SET PROBLEM: Reproduce the listing word for word. Skip any image.

☆ ☆ ☆ ☆

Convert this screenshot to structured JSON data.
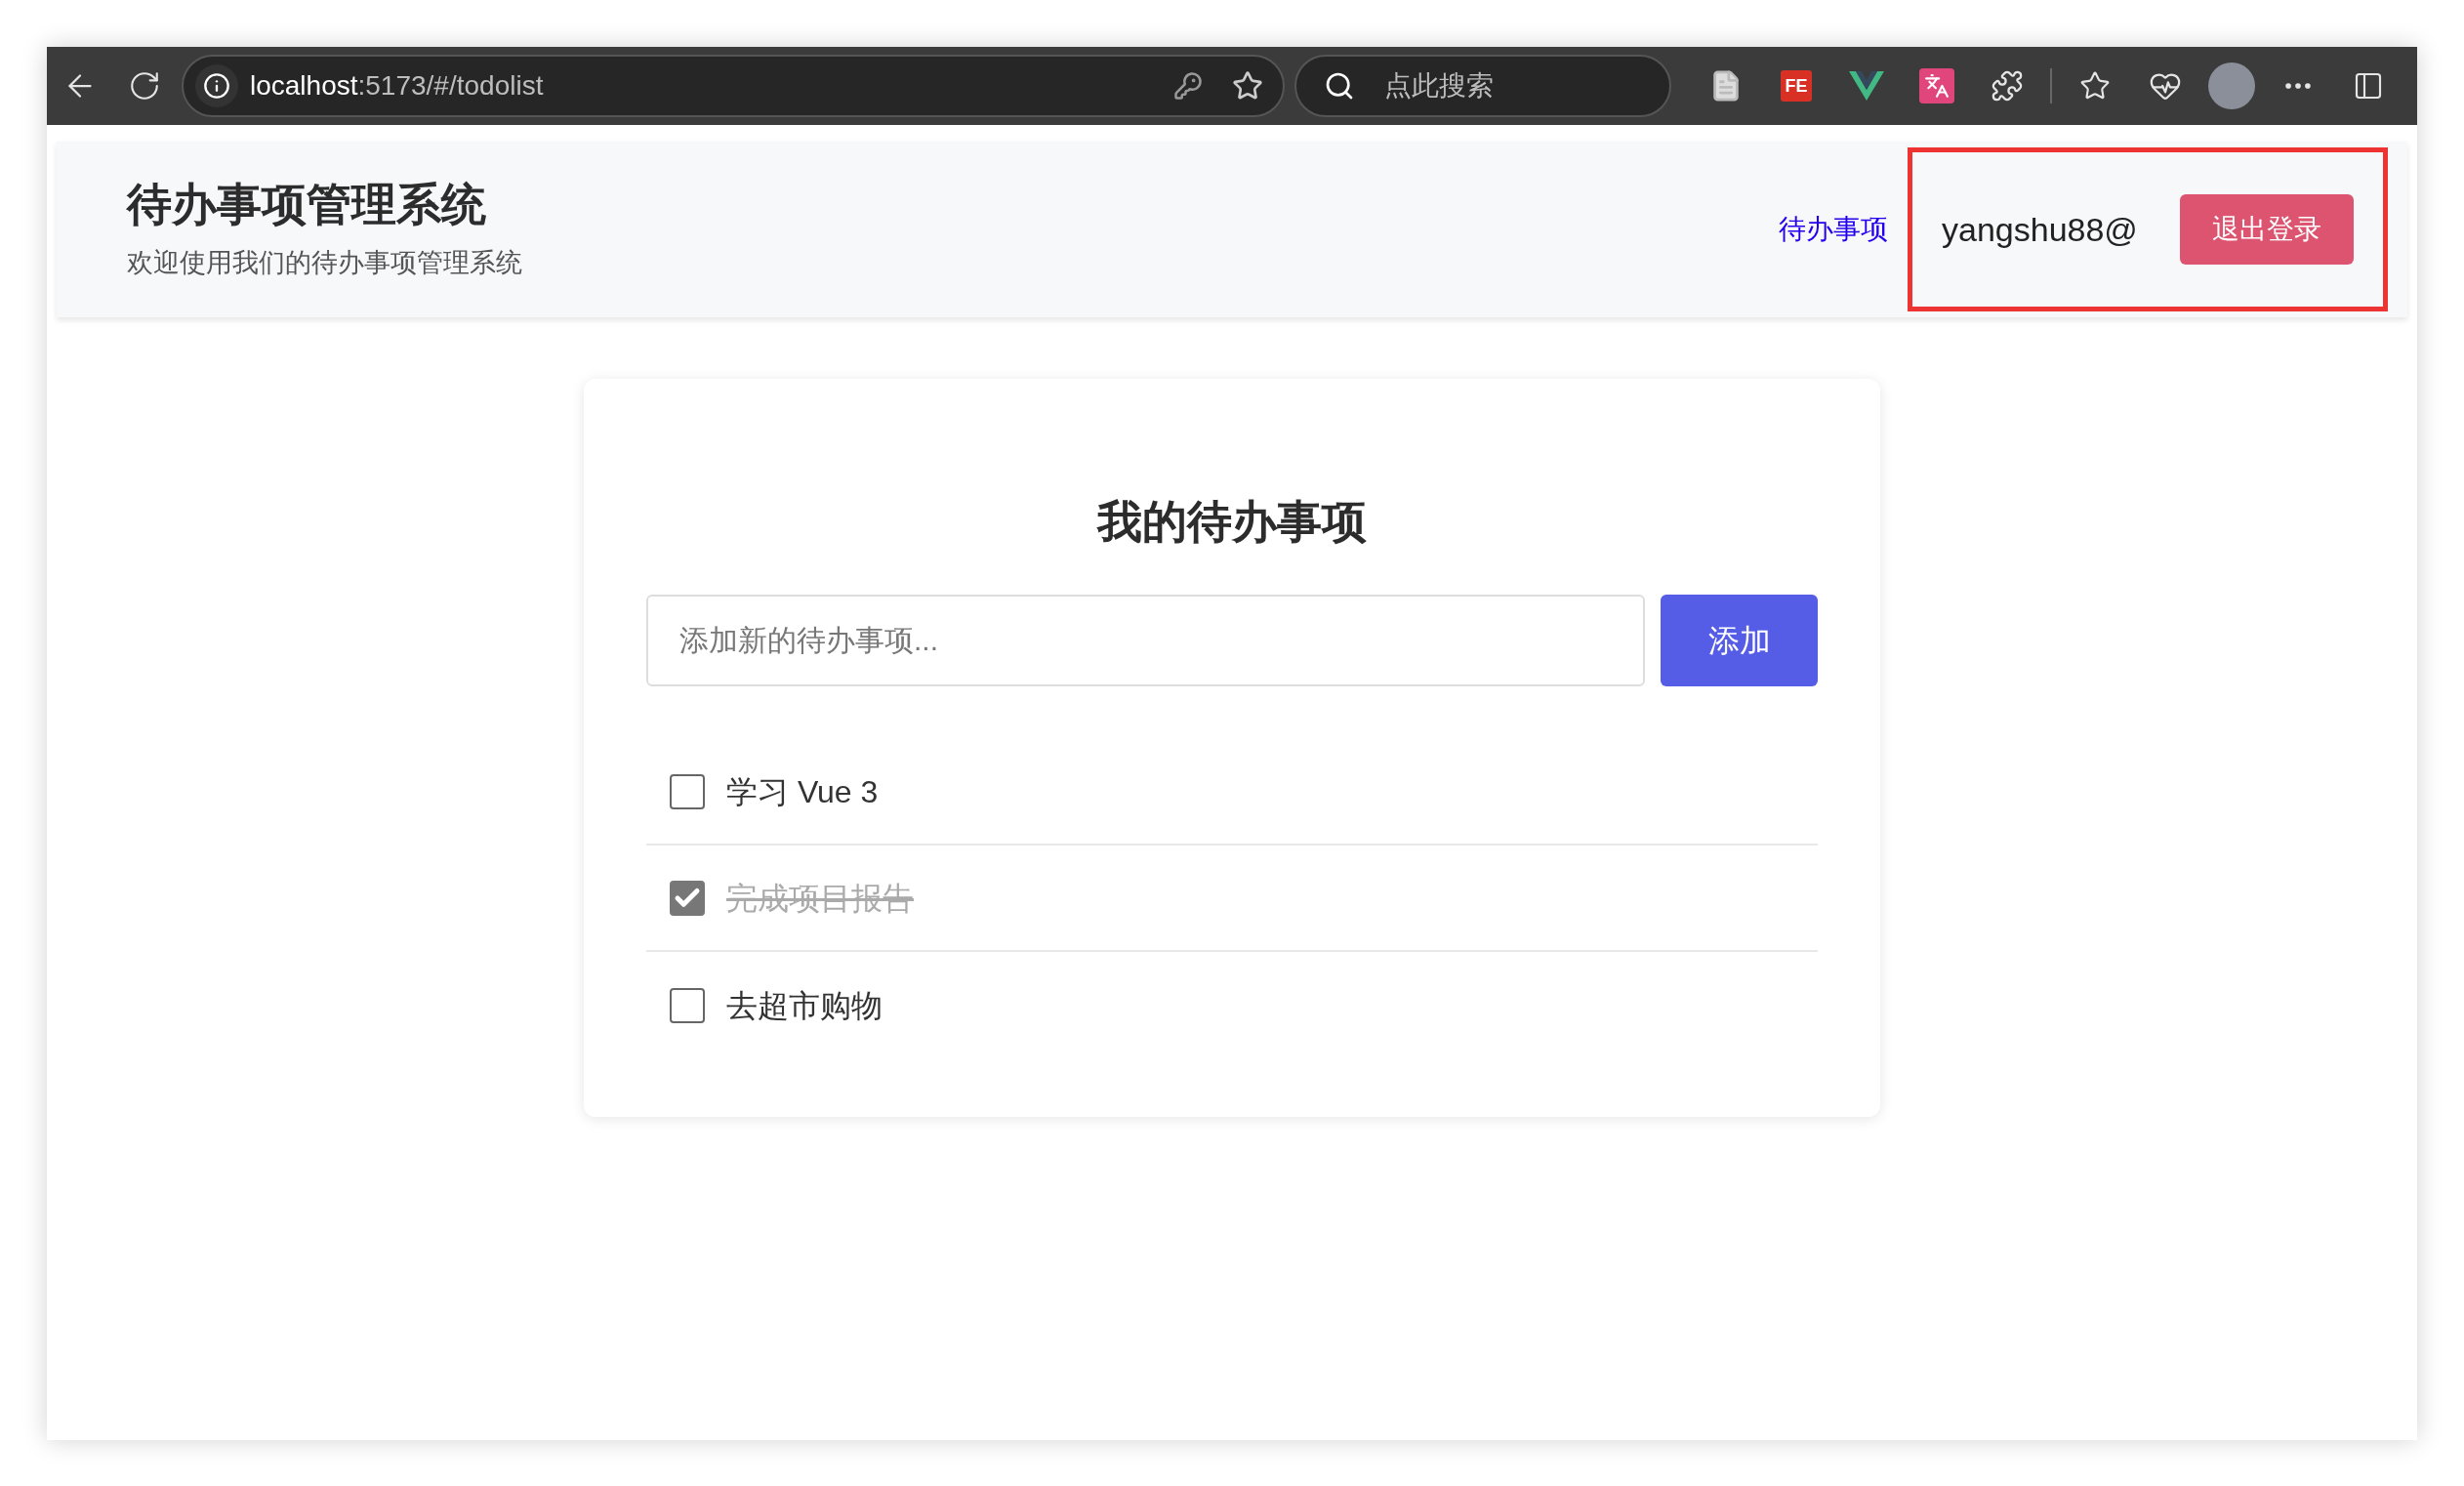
{
  "browser": {
    "url": {
      "host": "localhost",
      "path": ":5173/#/todolist"
    },
    "search": {
      "placeholder": "点此搜索"
    },
    "extension_label": "FE"
  },
  "header": {
    "title": "待办事项管理系统",
    "subtitle": "欢迎使用我们的待办事项管理系统",
    "nav_link": "待办事项",
    "username": "yangshu88@",
    "logout": "退出登录"
  },
  "todo": {
    "title": "我的待办事项",
    "input": {
      "placeholder": "添加新的待办事项..."
    },
    "add_button": "添加",
    "items": [
      {
        "text": "学习 Vue 3",
        "checked": false
      },
      {
        "text": "完成项目报告",
        "checked": true
      },
      {
        "text": "去超市购物",
        "checked": false
      }
    ]
  }
}
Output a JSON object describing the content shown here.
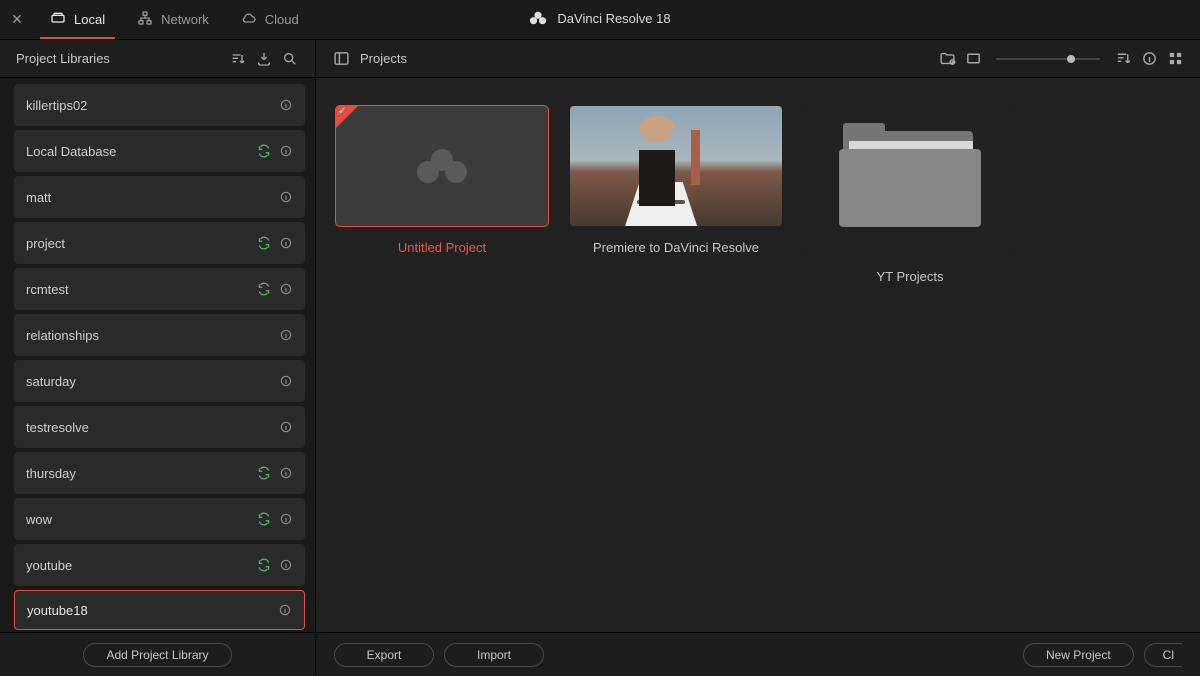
{
  "app": {
    "title": "DaVinci Resolve 18"
  },
  "source_tabs": {
    "local": "Local",
    "network": "Network",
    "cloud": "Cloud"
  },
  "sidebar": {
    "title": "Project Libraries",
    "add_button": "Add Project Library",
    "items": [
      {
        "name": "killertips02",
        "sync": false
      },
      {
        "name": "Local Database",
        "sync": true
      },
      {
        "name": "matt",
        "sync": false
      },
      {
        "name": "project",
        "sync": true
      },
      {
        "name": "rcmtest",
        "sync": true
      },
      {
        "name": "relationships",
        "sync": false
      },
      {
        "name": "saturday",
        "sync": false
      },
      {
        "name": "testresolve",
        "sync": false
      },
      {
        "name": "thursday",
        "sync": true
      },
      {
        "name": "wow",
        "sync": true
      },
      {
        "name": "youtube",
        "sync": true
      },
      {
        "name": "youtube18",
        "sync": false,
        "selected": true
      }
    ]
  },
  "content": {
    "title": "Projects",
    "projects": [
      {
        "title": "Untitled Project"
      },
      {
        "title": "Premiere to DaVinci Resolve"
      },
      {
        "title": "YT Projects"
      }
    ]
  },
  "footer": {
    "export": "Export",
    "import": "Import",
    "new_project": "New Project",
    "close": "Cl"
  }
}
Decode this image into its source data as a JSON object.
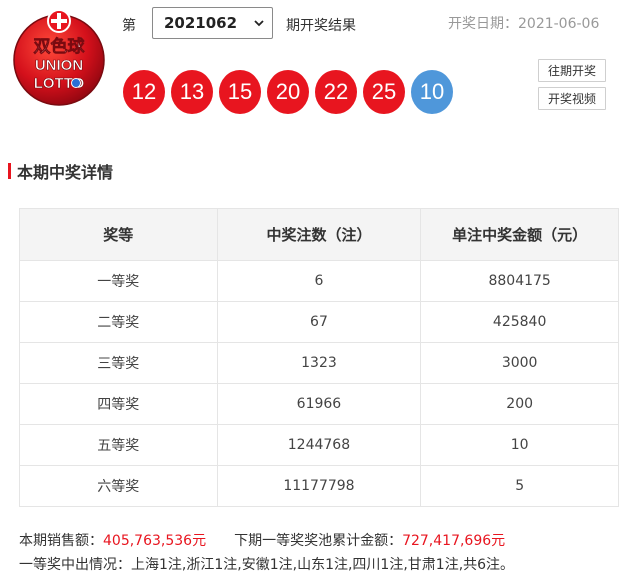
{
  "header": {
    "logo": {
      "name_cn": "双色球",
      "name_en_1": "UNION",
      "name_en_2": "LOTTO"
    },
    "issue_prefix": "第",
    "issue_value": "2021062",
    "issue_suffix": "期开奖结果",
    "draw_date_label": "开奖日期：",
    "draw_date": "2021-06-06"
  },
  "balls": {
    "red": [
      "12",
      "13",
      "15",
      "20",
      "22",
      "25"
    ],
    "blue": "10",
    "red_color": "#e8151f",
    "blue_color": "#4f97da"
  },
  "buttons": {
    "history": "往期开奖",
    "video": "开奖视频"
  },
  "section": {
    "title": "本期中奖详情"
  },
  "prize_table": {
    "headers": [
      "奖等",
      "中奖注数（注）",
      "单注中奖金额（元）"
    ],
    "rows": [
      [
        "一等奖",
        "6",
        "8804175"
      ],
      [
        "二等奖",
        "67",
        "425840"
      ],
      [
        "三等奖",
        "1323",
        "3000"
      ],
      [
        "四等奖",
        "61966",
        "200"
      ],
      [
        "五等奖",
        "1244768",
        "10"
      ],
      [
        "六等奖",
        "11177798",
        "5"
      ]
    ]
  },
  "summary": {
    "sales_label": "本期销售额：",
    "sales_value": "405,763,536元",
    "pool_label": "下期一等奖奖池累计金额：",
    "pool_value": "727,417,696元",
    "winners_text": "一等奖中出情况：上海1注,浙江1注,安徽1注,山东1注,四川1注,甘肃1注,共6注。"
  }
}
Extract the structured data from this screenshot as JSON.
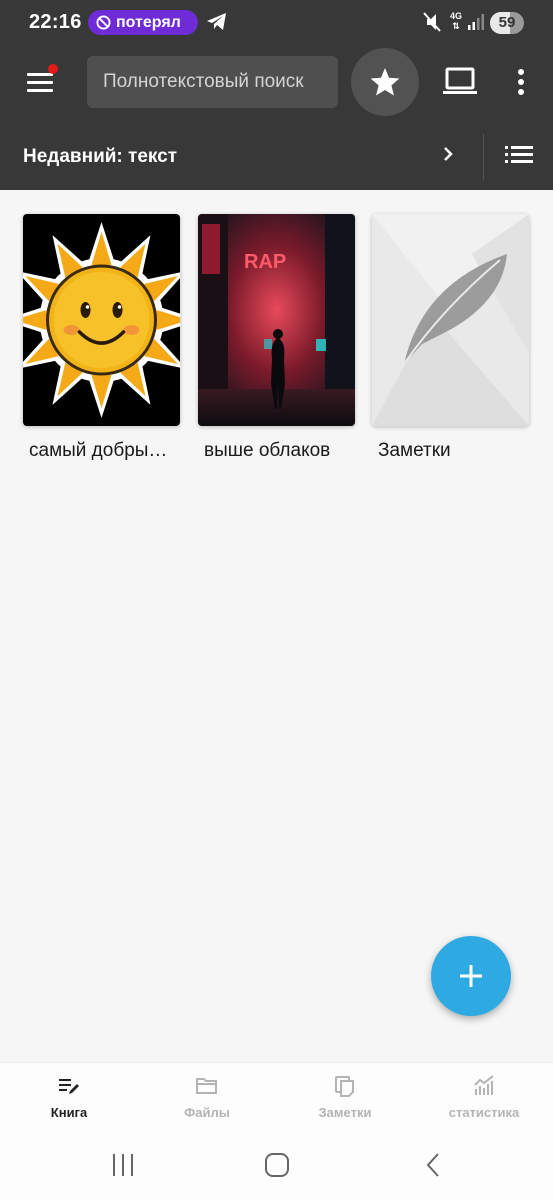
{
  "status_bar": {
    "time": "22:16",
    "notification_text": "потерял",
    "network_label": "4G",
    "battery_level": "59",
    "pill_color": "#6f2bd6"
  },
  "toolbar": {
    "search_placeholder": "Полнотекстовый поиск",
    "icons": [
      "menu-icon",
      "star-icon",
      "laptop-icon",
      "more-vertical-icon"
    ]
  },
  "recent": {
    "title": "Недавний: текст"
  },
  "books": [
    {
      "title": "самый добры…",
      "cover": "sun-sticker"
    },
    {
      "title": "выше облаков",
      "cover": "neon-street-rap",
      "cover_text": "RAP"
    },
    {
      "title": "Заметки",
      "cover": "feather-placeholder"
    }
  ],
  "bottom_nav": {
    "items": [
      {
        "label": "Книга",
        "icon": "book-edit-icon",
        "active": true
      },
      {
        "label": "Файлы",
        "icon": "folder-icon",
        "active": false
      },
      {
        "label": "Заметки",
        "icon": "notes-icon",
        "active": false
      },
      {
        "label": "статистика",
        "icon": "chart-icon",
        "active": false
      }
    ]
  },
  "colors": {
    "header_bg": "#383838",
    "accent": "#2ea9e2",
    "notification_dot": "#e31a1a"
  }
}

☆ ☆ ☆ ☆

RESPONSE TO THIS EXERCISE:
Convert this screenshot to structured JSON data.
{
  "browser": {
    "url": {
      "host": "localhost",
      "path": ":5173/#/todolist"
    },
    "search": {
      "placeholder": "点此搜索"
    },
    "extension_label": "FE"
  },
  "header": {
    "title": "待办事项管理系统",
    "subtitle": "欢迎使用我们的待办事项管理系统",
    "nav_link": "待办事项",
    "username": "yangshu88@",
    "logout": "退出登录"
  },
  "todo": {
    "title": "我的待办事项",
    "input": {
      "placeholder": "添加新的待办事项..."
    },
    "add_button": "添加",
    "items": [
      {
        "text": "学习 Vue 3",
        "checked": false
      },
      {
        "text": "完成项目报告",
        "checked": true
      },
      {
        "text": "去超市购物",
        "checked": false
      }
    ]
  }
}
Output a JSON object describing the content shown here.
{
  "app": {
    "title": "DaVinci Resolve 18"
  },
  "source_tabs": {
    "local": "Local",
    "network": "Network",
    "cloud": "Cloud"
  },
  "sidebar": {
    "title": "Project Libraries",
    "add_button": "Add Project Library",
    "items": [
      {
        "name": "killertips02",
        "sync": false
      },
      {
        "name": "Local Database",
        "sync": true
      },
      {
        "name": "matt",
        "sync": false
      },
      {
        "name": "project",
        "sync": true
      },
      {
        "name": "rcmtest",
        "sync": true
      },
      {
        "name": "relationships",
        "sync": false
      },
      {
        "name": "saturday",
        "sync": false
      },
      {
        "name": "testresolve",
        "sync": false
      },
      {
        "name": "thursday",
        "sync": true
      },
      {
        "name": "wow",
        "sync": true
      },
      {
        "name": "youtube",
        "sync": true
      },
      {
        "name": "youtube18",
        "sync": false,
        "selected": true
      }
    ]
  },
  "content": {
    "title": "Projects",
    "projects": [
      {
        "title": "Untitled Project"
      },
      {
        "title": "Premiere to DaVinci Resolve"
      },
      {
        "title": "YT Projects"
      }
    ]
  },
  "footer": {
    "export": "Export",
    "import": "Import",
    "new_project": "New Project",
    "close": "Cl"
  }
}
Decode this image into its source data as a JSON object.
{
  "header": {
    "logo": {
      "name_cn": "双色球",
      "name_en_1": "UNION",
      "name_en_2": "LOTTO"
    },
    "issue_prefix": "第",
    "issue_value": "2021062",
    "issue_suffix": "期开奖结果",
    "draw_date_label": "开奖日期：",
    "draw_date": "2021-06-06"
  },
  "balls": {
    "red": [
      "12",
      "13",
      "15",
      "20",
      "22",
      "25"
    ],
    "blue": "10",
    "red_color": "#e8151f",
    "blue_color": "#4f97da"
  },
  "buttons": {
    "history": "往期开奖",
    "video": "开奖视频"
  },
  "section": {
    "title": "本期中奖详情"
  },
  "prize_table": {
    "headers": [
      "奖等",
      "中奖注数（注）",
      "单注中奖金额（元）"
    ],
    "rows": [
      [
        "一等奖",
        "6",
        "8804175"
      ],
      [
        "二等奖",
        "67",
        "425840"
      ],
      [
        "三等奖",
        "1323",
        "3000"
      ],
      [
        "四等奖",
        "61966",
        "200"
      ],
      [
        "五等奖",
        "1244768",
        "10"
      ],
      [
        "六等奖",
        "11177798",
        "5"
      ]
    ]
  },
  "summary": {
    "sales_label": "本期销售额：",
    "sales_value": "405,763,536元",
    "pool_label": "下期一等奖奖池累计金额：",
    "pool_value": "727,417,696元",
    "winners_text": "一等奖中出情况：上海1注,浙江1注,安徽1注,山东1注,四川1注,甘肃1注,共6注。"
  }
}
Extract the structured data from this screenshot as JSON.
{
  "status_bar": {
    "time": "22:16",
    "notification_text": "потерял",
    "network_label": "4G",
    "battery_level": "59",
    "pill_color": "#6f2bd6"
  },
  "toolbar": {
    "search_placeholder": "Полнотекстовый поиск",
    "icons": [
      "menu-icon",
      "star-icon",
      "laptop-icon",
      "more-vertical-icon"
    ]
  },
  "recent": {
    "title": "Недавний: текст"
  },
  "books": [
    {
      "title": "самый добры…",
      "cover": "sun-sticker"
    },
    {
      "title": "выше облаков",
      "cover": "neon-street-rap",
      "cover_text": "RAP"
    },
    {
      "title": "Заметки",
      "cover": "feather-placeholder"
    }
  ],
  "bottom_nav": {
    "items": [
      {
        "label": "Книга",
        "icon": "book-edit-icon",
        "active": true
      },
      {
        "label": "Файлы",
        "icon": "folder-icon",
        "active": false
      },
      {
        "label": "Заметки",
        "icon": "notes-icon",
        "active": false
      },
      {
        "label": "статистика",
        "icon": "chart-icon",
        "active": false
      }
    ]
  },
  "colors": {
    "header_bg": "#383838",
    "accent": "#2ea9e2",
    "notification_dot": "#e31a1a"
  }
}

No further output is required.